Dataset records
______________________________

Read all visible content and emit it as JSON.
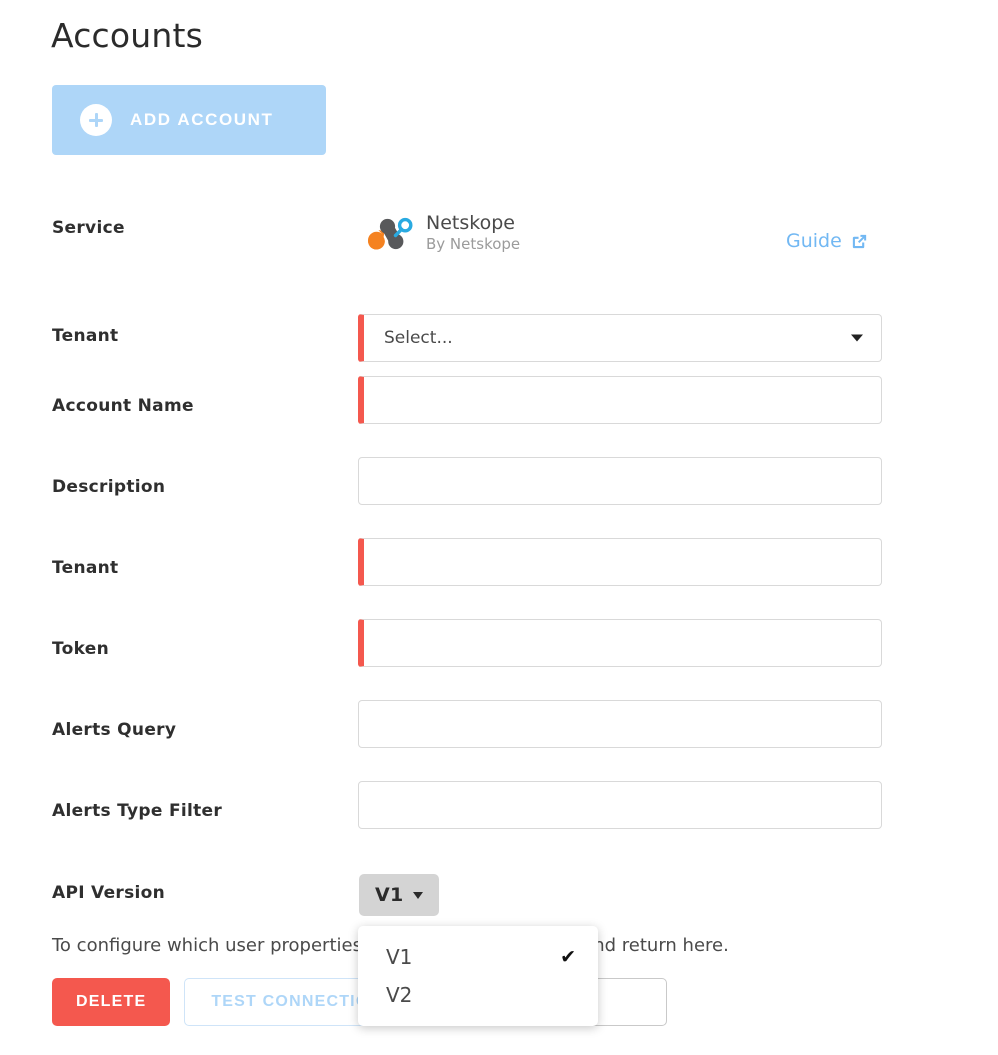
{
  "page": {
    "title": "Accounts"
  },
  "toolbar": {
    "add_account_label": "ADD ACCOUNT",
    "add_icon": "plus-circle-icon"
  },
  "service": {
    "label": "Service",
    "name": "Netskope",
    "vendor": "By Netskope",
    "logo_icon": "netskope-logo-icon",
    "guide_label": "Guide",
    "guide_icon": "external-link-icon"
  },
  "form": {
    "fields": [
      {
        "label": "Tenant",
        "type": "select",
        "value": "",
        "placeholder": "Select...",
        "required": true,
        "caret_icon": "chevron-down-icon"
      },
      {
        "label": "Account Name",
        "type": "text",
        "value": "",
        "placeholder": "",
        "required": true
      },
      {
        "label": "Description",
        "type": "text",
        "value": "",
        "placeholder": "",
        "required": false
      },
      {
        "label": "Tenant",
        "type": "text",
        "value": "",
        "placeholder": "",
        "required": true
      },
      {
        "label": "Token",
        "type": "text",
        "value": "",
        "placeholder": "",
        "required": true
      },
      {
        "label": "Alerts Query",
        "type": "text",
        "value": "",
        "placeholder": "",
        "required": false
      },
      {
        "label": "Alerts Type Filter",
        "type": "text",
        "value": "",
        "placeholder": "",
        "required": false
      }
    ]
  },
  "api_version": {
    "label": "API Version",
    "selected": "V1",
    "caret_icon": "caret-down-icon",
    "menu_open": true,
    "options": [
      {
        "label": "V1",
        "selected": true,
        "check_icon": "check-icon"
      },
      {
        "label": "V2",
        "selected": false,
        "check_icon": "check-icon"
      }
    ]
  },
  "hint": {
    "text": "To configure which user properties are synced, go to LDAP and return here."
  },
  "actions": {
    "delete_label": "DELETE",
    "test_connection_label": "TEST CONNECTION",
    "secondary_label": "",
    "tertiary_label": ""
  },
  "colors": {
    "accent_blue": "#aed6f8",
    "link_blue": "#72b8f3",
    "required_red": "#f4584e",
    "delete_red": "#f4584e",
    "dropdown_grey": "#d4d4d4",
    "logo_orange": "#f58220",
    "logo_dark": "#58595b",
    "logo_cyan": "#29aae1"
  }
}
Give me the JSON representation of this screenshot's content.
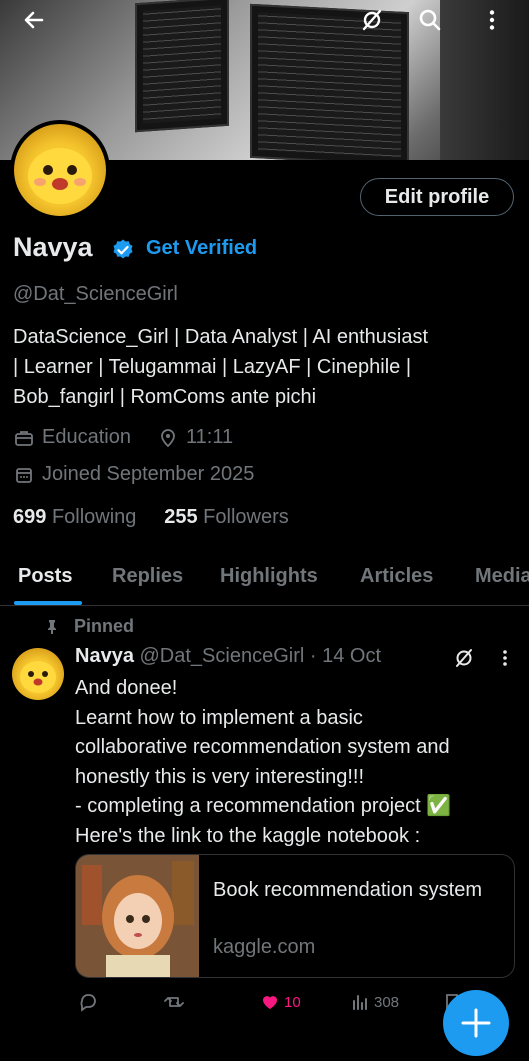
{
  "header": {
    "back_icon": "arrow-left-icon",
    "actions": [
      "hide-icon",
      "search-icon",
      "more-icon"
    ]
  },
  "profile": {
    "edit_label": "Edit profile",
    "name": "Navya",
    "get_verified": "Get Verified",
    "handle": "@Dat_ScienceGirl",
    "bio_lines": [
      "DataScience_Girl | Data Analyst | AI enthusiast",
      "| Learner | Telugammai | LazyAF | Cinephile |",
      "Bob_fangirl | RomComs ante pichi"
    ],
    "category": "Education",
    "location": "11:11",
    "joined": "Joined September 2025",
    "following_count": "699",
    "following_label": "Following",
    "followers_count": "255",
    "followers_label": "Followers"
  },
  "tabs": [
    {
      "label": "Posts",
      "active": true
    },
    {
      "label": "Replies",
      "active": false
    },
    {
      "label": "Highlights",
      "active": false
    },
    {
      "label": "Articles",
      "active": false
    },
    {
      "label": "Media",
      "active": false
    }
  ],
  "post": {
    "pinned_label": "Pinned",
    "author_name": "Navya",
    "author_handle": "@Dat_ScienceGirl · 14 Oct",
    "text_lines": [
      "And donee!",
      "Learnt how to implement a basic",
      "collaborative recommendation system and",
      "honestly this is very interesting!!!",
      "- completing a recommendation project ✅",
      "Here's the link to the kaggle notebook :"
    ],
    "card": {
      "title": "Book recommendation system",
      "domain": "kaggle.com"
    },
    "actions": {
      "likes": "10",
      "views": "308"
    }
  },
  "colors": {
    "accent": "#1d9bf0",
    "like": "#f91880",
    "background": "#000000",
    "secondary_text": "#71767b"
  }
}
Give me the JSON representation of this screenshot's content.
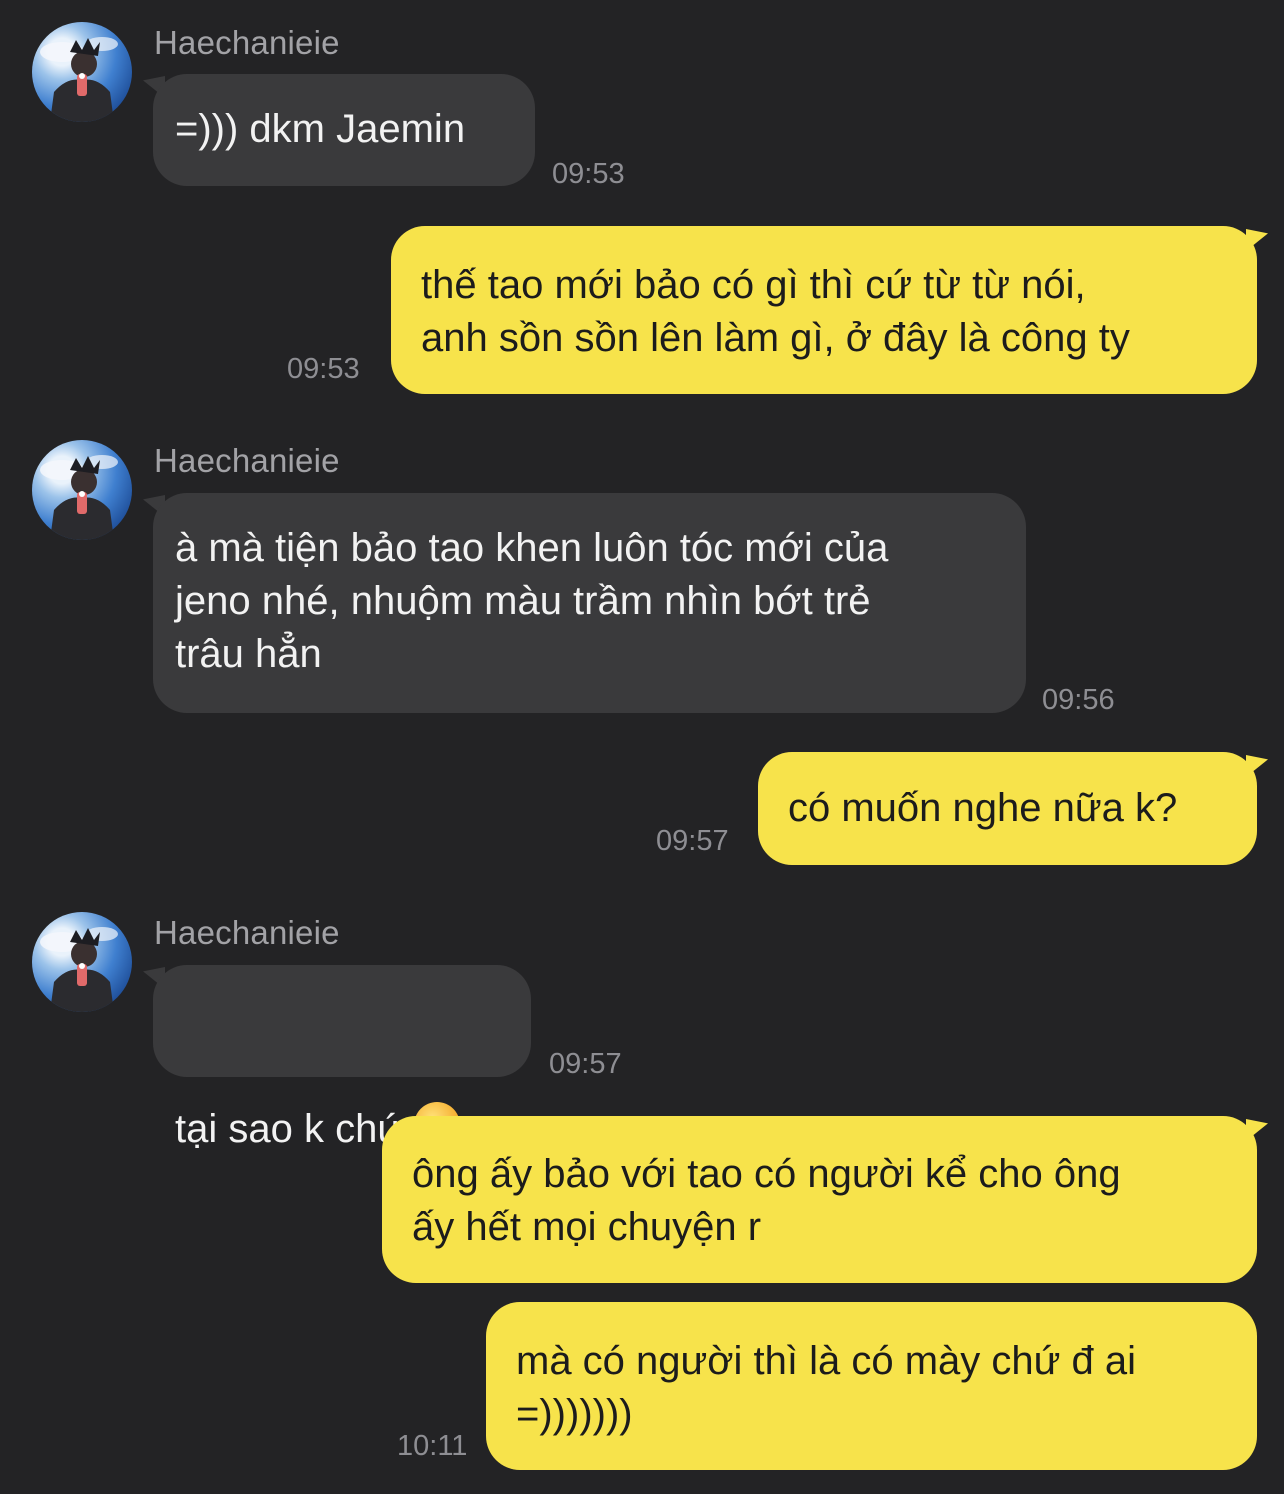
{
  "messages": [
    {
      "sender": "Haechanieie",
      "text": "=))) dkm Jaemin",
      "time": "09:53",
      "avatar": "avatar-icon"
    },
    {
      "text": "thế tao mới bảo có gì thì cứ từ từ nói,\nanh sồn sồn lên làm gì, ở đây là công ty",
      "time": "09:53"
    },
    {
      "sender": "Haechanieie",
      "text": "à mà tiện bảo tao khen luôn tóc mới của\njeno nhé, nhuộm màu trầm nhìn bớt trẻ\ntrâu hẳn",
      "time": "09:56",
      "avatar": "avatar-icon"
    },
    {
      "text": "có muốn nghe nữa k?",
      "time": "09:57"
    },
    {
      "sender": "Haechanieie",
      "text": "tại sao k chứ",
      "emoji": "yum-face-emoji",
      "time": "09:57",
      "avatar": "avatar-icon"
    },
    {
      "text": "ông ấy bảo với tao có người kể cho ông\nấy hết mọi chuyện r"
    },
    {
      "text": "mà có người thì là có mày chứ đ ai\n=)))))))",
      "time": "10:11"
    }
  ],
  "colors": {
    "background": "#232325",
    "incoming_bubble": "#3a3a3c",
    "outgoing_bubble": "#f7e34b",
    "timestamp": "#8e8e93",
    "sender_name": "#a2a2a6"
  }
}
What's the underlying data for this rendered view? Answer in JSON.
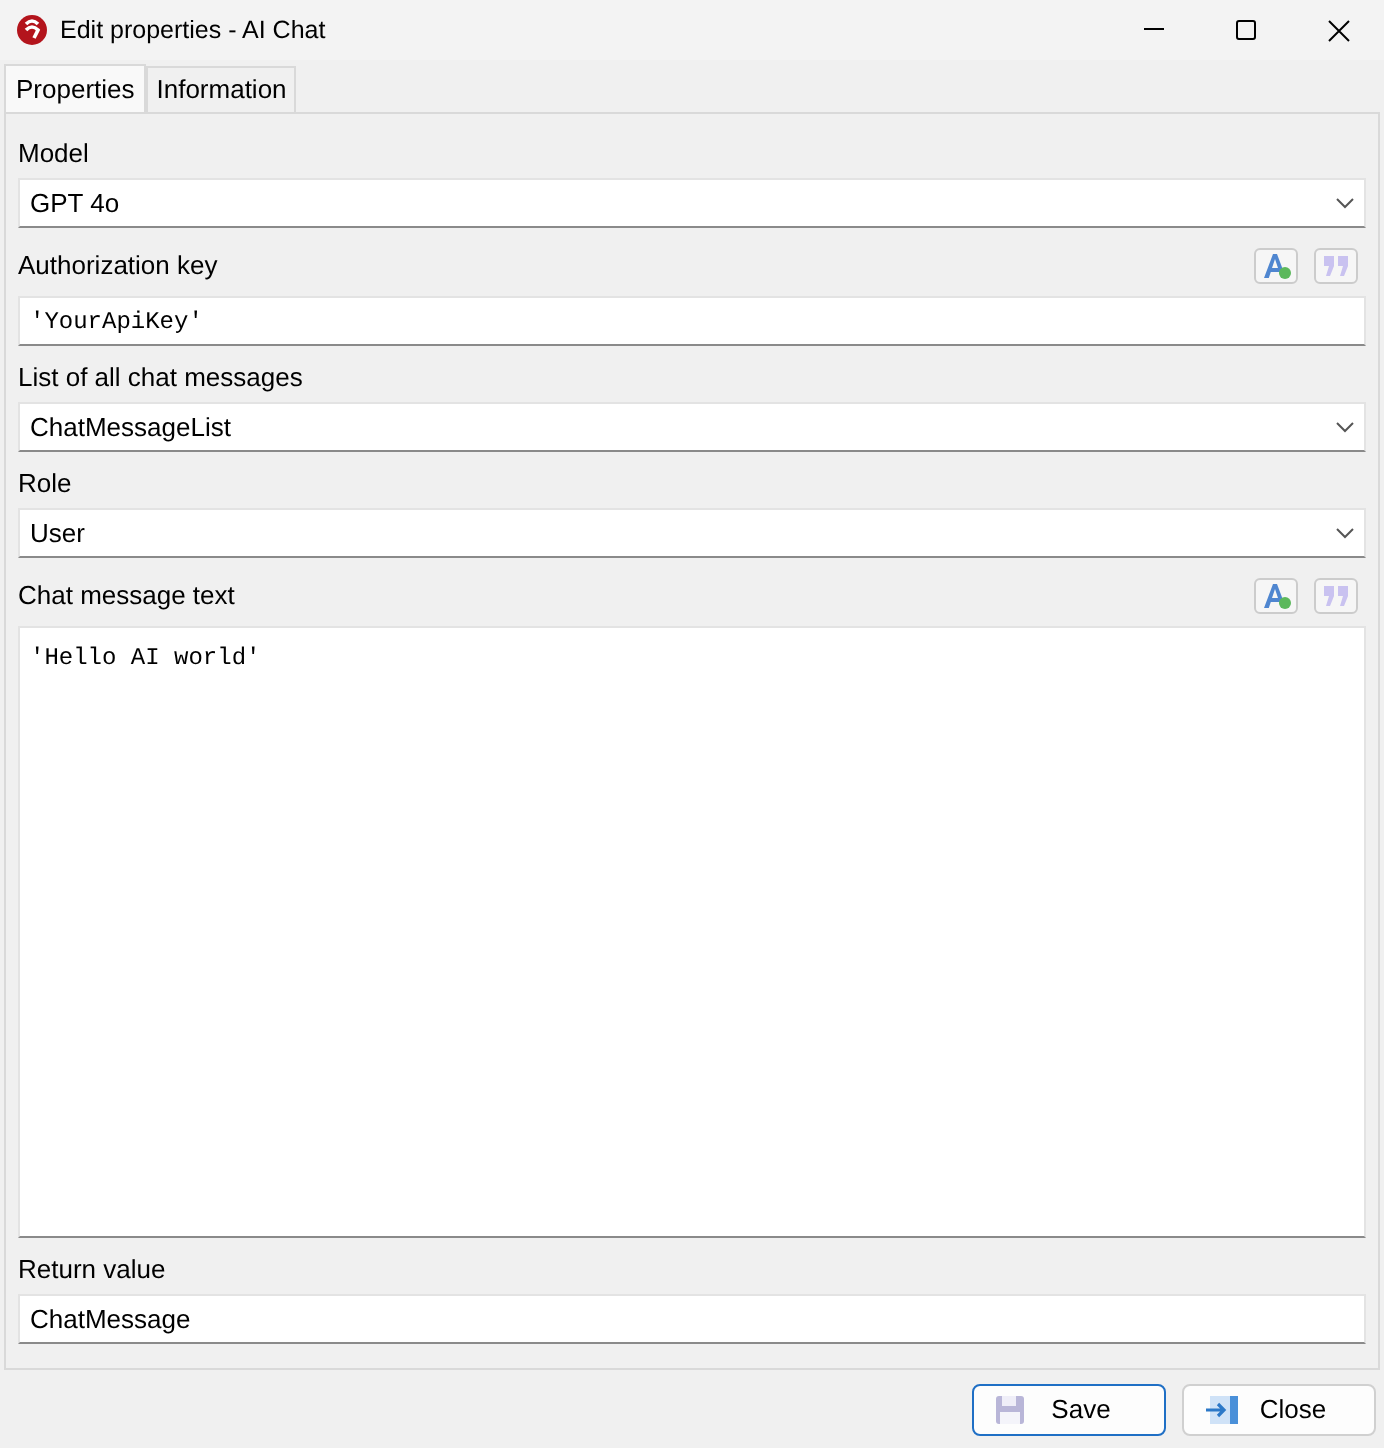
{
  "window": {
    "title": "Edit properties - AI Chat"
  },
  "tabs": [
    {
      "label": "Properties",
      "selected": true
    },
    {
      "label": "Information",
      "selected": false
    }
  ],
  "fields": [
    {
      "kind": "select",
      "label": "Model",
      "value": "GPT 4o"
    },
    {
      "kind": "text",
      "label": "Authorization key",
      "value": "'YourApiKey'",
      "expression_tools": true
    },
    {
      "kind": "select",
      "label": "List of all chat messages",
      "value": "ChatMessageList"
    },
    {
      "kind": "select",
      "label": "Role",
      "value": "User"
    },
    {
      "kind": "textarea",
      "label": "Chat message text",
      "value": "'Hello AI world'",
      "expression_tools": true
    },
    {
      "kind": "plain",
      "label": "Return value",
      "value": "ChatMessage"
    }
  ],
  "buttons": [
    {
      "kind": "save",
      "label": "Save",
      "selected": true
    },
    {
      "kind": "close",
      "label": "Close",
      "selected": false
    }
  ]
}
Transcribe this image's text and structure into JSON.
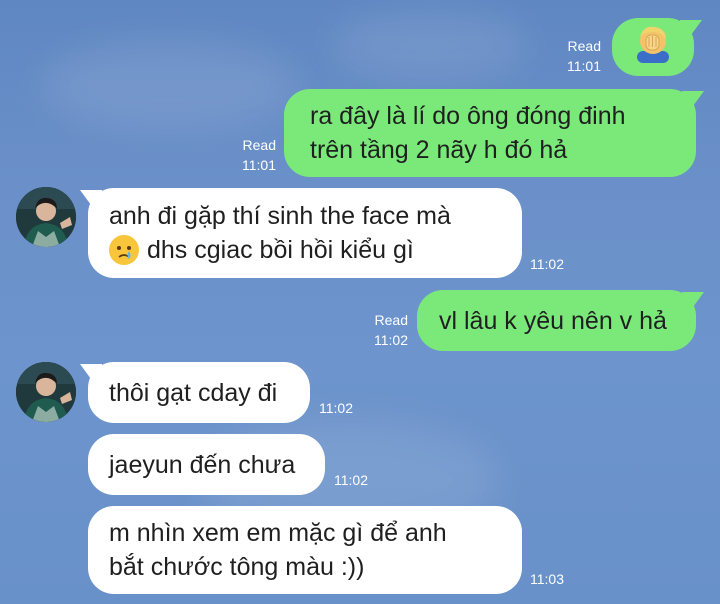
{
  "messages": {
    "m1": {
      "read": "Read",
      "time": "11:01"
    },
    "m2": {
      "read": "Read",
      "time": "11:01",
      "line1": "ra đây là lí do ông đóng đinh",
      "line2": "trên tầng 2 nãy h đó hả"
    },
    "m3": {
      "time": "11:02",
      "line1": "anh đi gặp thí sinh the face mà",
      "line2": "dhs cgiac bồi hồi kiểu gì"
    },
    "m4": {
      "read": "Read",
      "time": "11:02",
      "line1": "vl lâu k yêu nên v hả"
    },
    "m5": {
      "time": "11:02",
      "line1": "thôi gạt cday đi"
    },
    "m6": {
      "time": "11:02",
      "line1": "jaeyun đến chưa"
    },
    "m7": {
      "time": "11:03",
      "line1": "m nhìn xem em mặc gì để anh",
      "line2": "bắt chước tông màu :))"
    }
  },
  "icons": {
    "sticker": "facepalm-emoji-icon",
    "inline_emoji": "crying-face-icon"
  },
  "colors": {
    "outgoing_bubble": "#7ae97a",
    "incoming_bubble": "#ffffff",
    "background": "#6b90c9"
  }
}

______________________________

▶ [DIRECTION]
Restate word for word only the lines from the one with "Transcribe this image's" through the last line of the material, both included. Any picture should be left out.

▶ [TASK RESULT]
Transcribe this image's text and structure into JSON.
{
  "messages": {
    "m1": {
      "read": "Read",
      "time": "11:01"
    },
    "m2": {
      "read": "Read",
      "time": "11:01",
      "line1": "ra đây là lí do ông đóng đinh",
      "line2": "trên tầng 2 nãy h đó hả"
    },
    "m3": {
      "time": "11:02",
      "line1": "anh đi gặp thí sinh the face mà",
      "line2": "dhs cgiac bồi hồi kiểu gì"
    },
    "m4": {
      "read": "Read",
      "time": "11:02",
      "line1": "vl lâu k yêu nên v hả"
    },
    "m5": {
      "time": "11:02",
      "line1": "thôi gạt cday đi"
    },
    "m6": {
      "time": "11:02",
      "line1": "jaeyun đến chưa"
    },
    "m7": {
      "time": "11:03",
      "line1": "m nhìn xem em mặc gì để anh",
      "line2": "bắt chước tông màu :))"
    }
  },
  "icons": {
    "sticker": "facepalm-emoji-icon",
    "inline_emoji": "crying-face-icon"
  },
  "colors": {
    "outgoing_bubble": "#7ae97a",
    "incoming_bubble": "#ffffff",
    "background": "#6b90c9"
  }
}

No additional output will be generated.